*WORK TO COMPLETE*:
Print out every line, exactly as written.

[begin STORED RECORDS]

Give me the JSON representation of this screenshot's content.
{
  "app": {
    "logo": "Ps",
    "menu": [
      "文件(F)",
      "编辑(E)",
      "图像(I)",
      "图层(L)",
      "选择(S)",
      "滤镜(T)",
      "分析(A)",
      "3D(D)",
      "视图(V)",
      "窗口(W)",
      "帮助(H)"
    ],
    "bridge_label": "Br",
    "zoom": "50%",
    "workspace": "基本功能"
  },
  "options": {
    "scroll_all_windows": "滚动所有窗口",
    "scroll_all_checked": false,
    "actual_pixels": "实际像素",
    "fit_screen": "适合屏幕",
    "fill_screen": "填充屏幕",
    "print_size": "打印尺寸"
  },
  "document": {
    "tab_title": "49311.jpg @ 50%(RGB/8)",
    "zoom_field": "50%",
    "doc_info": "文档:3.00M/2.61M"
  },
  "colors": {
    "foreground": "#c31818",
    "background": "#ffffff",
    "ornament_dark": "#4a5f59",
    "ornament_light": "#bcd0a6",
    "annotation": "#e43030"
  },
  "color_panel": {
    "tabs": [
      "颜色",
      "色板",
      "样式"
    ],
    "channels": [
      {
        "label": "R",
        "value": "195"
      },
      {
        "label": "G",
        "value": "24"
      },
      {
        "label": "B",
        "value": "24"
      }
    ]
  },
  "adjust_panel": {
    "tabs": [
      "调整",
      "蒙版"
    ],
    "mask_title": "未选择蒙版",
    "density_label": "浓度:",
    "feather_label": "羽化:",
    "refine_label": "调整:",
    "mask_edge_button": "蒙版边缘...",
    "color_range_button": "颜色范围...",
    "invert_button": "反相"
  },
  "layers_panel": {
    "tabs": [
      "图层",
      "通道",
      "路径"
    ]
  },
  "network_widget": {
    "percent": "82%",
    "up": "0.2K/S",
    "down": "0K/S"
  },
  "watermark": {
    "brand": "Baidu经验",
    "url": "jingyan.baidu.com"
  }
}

[end STORED RECORDS]

*TASK RESPONSE*:
Give me the JSON representation of this screenshot's content.
{
  "app": {
    "logo": "Ps",
    "menu": [
      "文件(F)",
      "编辑(E)",
      "图像(I)",
      "图层(L)",
      "选择(S)",
      "滤镜(T)",
      "分析(A)",
      "3D(D)",
      "视图(V)",
      "窗口(W)",
      "帮助(H)"
    ],
    "bridge_label": "Br",
    "zoom": "50%",
    "workspace": "基本功能"
  },
  "options": {
    "scroll_all_windows": "滚动所有窗口",
    "scroll_all_checked": false,
    "actual_pixels": "实际像素",
    "fit_screen": "适合屏幕",
    "fill_screen": "填充屏幕",
    "print_size": "打印尺寸"
  },
  "document": {
    "tab_title": "49311.jpg @ 50%(RGB/8)",
    "zoom_field": "50%",
    "doc_info": "文档:3.00M/2.61M"
  },
  "colors": {
    "foreground": "#c31818",
    "background": "#ffffff",
    "ornament_dark": "#4a5f59",
    "ornament_light": "#bcd0a6",
    "annotation": "#e43030"
  },
  "color_panel": {
    "tabs": [
      "颜色",
      "色板",
      "样式"
    ],
    "channels": [
      {
        "label": "R",
        "value": "195"
      },
      {
        "label": "G",
        "value": "24"
      },
      {
        "label": "B",
        "value": "24"
      }
    ]
  },
  "adjust_panel": {
    "tabs": [
      "调整",
      "蒙版"
    ],
    "mask_title": "未选择蒙版",
    "density_label": "浓度:",
    "feather_label": "羽化:",
    "refine_label": "调整:",
    "mask_edge_button": "蒙版边缘...",
    "color_range_button": "颜色范围...",
    "invert_button": "反相"
  },
  "layers_panel": {
    "tabs": [
      "图层",
      "通道",
      "路径"
    ]
  },
  "network_widget": {
    "percent": "82%",
    "up": "0.2K/S",
    "down": "0K/S"
  },
  "watermark": {
    "brand": "Baidu经验",
    "url": "jingyan.baidu.com"
  }
}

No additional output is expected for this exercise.